*What is expected*. Every line of the material is to be repeated exactly as it stands.

Stored entries:
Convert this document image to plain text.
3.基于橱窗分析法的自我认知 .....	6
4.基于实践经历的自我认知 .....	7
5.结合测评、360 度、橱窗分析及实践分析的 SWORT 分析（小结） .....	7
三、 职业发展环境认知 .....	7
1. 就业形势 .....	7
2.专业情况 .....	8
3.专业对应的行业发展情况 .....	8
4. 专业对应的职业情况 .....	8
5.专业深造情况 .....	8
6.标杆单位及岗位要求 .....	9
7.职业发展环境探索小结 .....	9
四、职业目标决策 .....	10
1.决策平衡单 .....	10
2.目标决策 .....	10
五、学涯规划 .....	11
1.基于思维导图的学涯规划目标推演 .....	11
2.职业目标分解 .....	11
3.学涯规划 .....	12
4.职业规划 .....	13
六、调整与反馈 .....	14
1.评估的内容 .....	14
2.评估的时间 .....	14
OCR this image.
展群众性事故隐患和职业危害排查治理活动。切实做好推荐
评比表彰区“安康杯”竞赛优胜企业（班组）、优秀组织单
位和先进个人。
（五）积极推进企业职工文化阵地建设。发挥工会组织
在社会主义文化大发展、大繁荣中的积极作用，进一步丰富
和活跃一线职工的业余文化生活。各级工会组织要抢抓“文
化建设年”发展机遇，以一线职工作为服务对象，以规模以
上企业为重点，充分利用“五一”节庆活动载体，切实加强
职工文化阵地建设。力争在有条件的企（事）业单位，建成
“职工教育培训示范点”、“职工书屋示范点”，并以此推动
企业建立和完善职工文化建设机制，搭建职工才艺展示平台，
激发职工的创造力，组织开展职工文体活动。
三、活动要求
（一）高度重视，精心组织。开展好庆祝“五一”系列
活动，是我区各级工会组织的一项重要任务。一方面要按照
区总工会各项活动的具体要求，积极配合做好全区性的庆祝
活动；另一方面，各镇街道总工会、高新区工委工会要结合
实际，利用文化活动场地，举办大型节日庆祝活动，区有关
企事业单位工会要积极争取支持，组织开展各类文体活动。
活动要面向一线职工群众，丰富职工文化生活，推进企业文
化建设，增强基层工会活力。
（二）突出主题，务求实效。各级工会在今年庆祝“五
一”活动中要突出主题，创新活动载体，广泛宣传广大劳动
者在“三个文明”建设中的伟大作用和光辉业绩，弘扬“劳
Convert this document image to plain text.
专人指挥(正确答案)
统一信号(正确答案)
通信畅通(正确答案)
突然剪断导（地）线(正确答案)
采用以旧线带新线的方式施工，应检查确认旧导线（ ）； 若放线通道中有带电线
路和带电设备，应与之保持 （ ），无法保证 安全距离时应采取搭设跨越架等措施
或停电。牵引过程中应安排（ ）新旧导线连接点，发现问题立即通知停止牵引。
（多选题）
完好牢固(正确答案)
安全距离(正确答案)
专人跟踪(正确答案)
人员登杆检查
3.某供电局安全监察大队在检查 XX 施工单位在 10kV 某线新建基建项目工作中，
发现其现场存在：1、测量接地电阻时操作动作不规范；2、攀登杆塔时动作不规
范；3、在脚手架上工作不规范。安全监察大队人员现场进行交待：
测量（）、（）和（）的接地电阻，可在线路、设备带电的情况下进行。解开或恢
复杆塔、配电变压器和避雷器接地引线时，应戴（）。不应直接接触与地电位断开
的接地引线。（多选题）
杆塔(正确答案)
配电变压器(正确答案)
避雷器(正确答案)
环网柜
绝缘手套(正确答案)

*The answer*.
Convert this document image to plain text.
3.基于橱窗分析法的自我认知 .....	6
4.基于实践经历的自我认知 .....	7
5.结合测评、360 度、橱窗分析及实践分析的 SWORT 分析（小结） .....	7
三、 职业发展环境认知 .....	7
1. 就业形势 .....	7
2.专业情况 .....	8
3.专业对应的行业发展情况 .....	8
4. 专业对应的职业情况 .....	8
5.专业深造情况 .....	8
6.标杆单位及岗位要求 .....	9
7.职业发展环境探索小结 .....	9
四、职业目标决策 .....	10
1.决策平衡单 .....	10
2.目标决策 .....	10
五、学涯规划 .....	11
1.基于思维导图的学涯规划目标推演 .....	11
2.职业目标分解 .....	11
3.学涯规划 .....	12
4.职业规划 .....	13
六、调整与反馈 .....	14
1.评估的内容 .....	14
2.评估的时间 .....	14
OCR this image.
展群众性事故隐患和职业危害排查治理活动。切实做好推荐
评比表彰区“安康杯”竞赛优胜企业（班组）、优秀组织单
位和先进个人。
（五）积极推进企业职工文化阵地建设。发挥工会组织
在社会主义文化大发展、大繁荣中的积极作用，进一步丰富
和活跃一线职工的业余文化生活。各级工会组织要抢抓“文
化建设年”发展机遇，以一线职工作为服务对象，以规模以
上企业为重点，充分利用“五一”节庆活动载体，切实加强
职工文化阵地建设。力争在有条件的企（事）业单位，建成
“职工教育培训示范点”、“职工书屋示范点”，并以此推动
企业建立和完善职工文化建设机制，搭建职工才艺展示平台，
激发职工的创造力，组织开展职工文体活动。
三、活动要求
（一）高度重视，精心组织。开展好庆祝“五一”系列
活动，是我区各级工会组织的一项重要任务。一方面要按照
区总工会各项活动的具体要求，积极配合做好全区性的庆祝
活动；另一方面，各镇街道总工会、高新区工委工会要结合
实际，利用文化活动场地，举办大型节日庆祝活动，区有关
企事业单位工会要积极争取支持，组织开展各类文体活动。
活动要面向一线职工群众，丰富职工文化生活，推进企业文
化建设，增强基层工会活力。
（二）突出主题，务求实效。各级工会在今年庆祝“五
一”活动中要突出主题，创新活动载体，广泛宣传广大劳动
者在“三个文明”建设中的伟大作用和光辉业绩，弘扬“劳
Convert this document image to plain text.
专人指挥(正确答案)
统一信号(正确答案)
通信畅通(正确答案)
突然剪断导（地）线(正确答案)
采用以旧线带新线的方式施工，应检查确认旧导线（ ）； 若放线通道中有带电线
路和带电设备，应与之保持 （ ），无法保证 安全距离时应采取搭设跨越架等措施
或停电。牵引过程中应安排（ ）新旧导线连接点，发现问题立即通知停止牵引。
（多选题）
完好牢固(正确答案)
安全距离(正确答案)
专人跟踪(正确答案)
人员登杆检查
3.某供电局安全监察大队在检查 XX 施工单位在 10kV 某线新建基建项目工作中，
发现其现场存在：1、测量接地电阻时操作动作不规范；2、攀登杆塔时动作不规
范；3、在脚手架上工作不规范。安全监察大队人员现场进行交待：
测量（）、（）和（）的接地电阻，可在线路、设备带电的情况下进行。解开或恢
复杆塔、配电变压器和避雷器接地引线时，应戴（）。不应直接接触与地电位断开
的接地引线。（多选题）
杆塔(正确答案)
配电变压器(正确答案)
避雷器(正确答案)
环网柜
绝缘手套(正确答案)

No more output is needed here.